Problems:
1. From the Faust discussion thread below, list every system the thread names as a place where table or stream state is stored or persisted.
2. Retype the part of the Faust discussion thread below starting with "My name is Ask" and going on through "Redis and Postgres.".

Text provided:
How does Faust work with Django? There’s a mention on needing gevent or eventlet to bridge, but nothing about how you’d integrate the two.

I’m assuming the entrypoint would need a django.setup, and then you’d import the modules that had the Faust tasks? A how-to in the docs would be very useful.

I see in one of the other comments about acking due to an exception. This is one of the major issues with celery IMO (at least before version 4 before the new setting was added). I’d hope that exception acking would at least be configurable.


There's an examples/django project in the distribution. I think they removed the gevent bridge from PyPI for some reason, but you can still use the eventlet one. Gevent is production quality and the concept of bridging them is sound, so hope someone will work on it.


The docs link doesn't seem to be live yet:

http://docs.fauststream.com/en/latest/introduction.html

One question I had is how Robinhood might be doing message passing and persistence. For example, I might have a stream, that creates more messages that needs to processed, and then eventually I would want to persist the "Table" to an actual datastore.


My name is Ask and I am one of the co-creators along with Vineet.

Thanks for pointing this out. Fixed the links. You can also find the docs here: http://faust.readthedocs.io/en/latest/

Faust uses Kafka for message passing. The new messages you create can be pushed to a new topic and you could have another agent consuming from this new topic. Check out the word count example here: https://github.com/robinhood/faust/blob/9fc9af9f213b75159a54...

Also note that the Table is persisted in a log compacted Kafka topic. This means, we are able to recover the state of the table in the case of a failure. However, you can always write to any other datastore while processing a stream within an agent. We do have some services that process streams and storing state in Redis and Postgres.

Material provided:
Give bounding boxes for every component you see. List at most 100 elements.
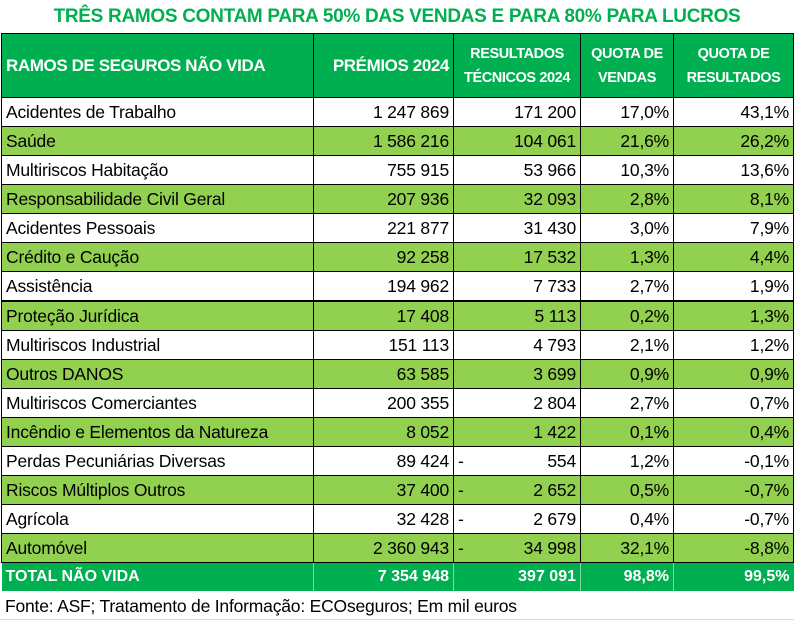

Answers to the tasks:
1.
- Kafka (a log compacted topic)
- Redis
- Postgres

2.
My name is Ask and I am one of the co-creators along with Vineet.

Thanks for pointing this out. Fixed the links. You can also find the docs here: http://faust.readthedocs.io/en/latest/

Faust uses Kafka for message passing. The new messages you create can be pushed to a new topic and you could have another agent consuming from this new topic. Check out the word count example here: https://github.com/robinhood/faust/blob/9fc9af9f213b75159a54...

Also note that the Table is persisted in a log compacted Kafka topic. This means, we are able to recover the state of the table in the case of a failure. However, you can always write to any other datastore while processing a stream within an agent. We do have some services that process streams and storing state in Redis and Postgres.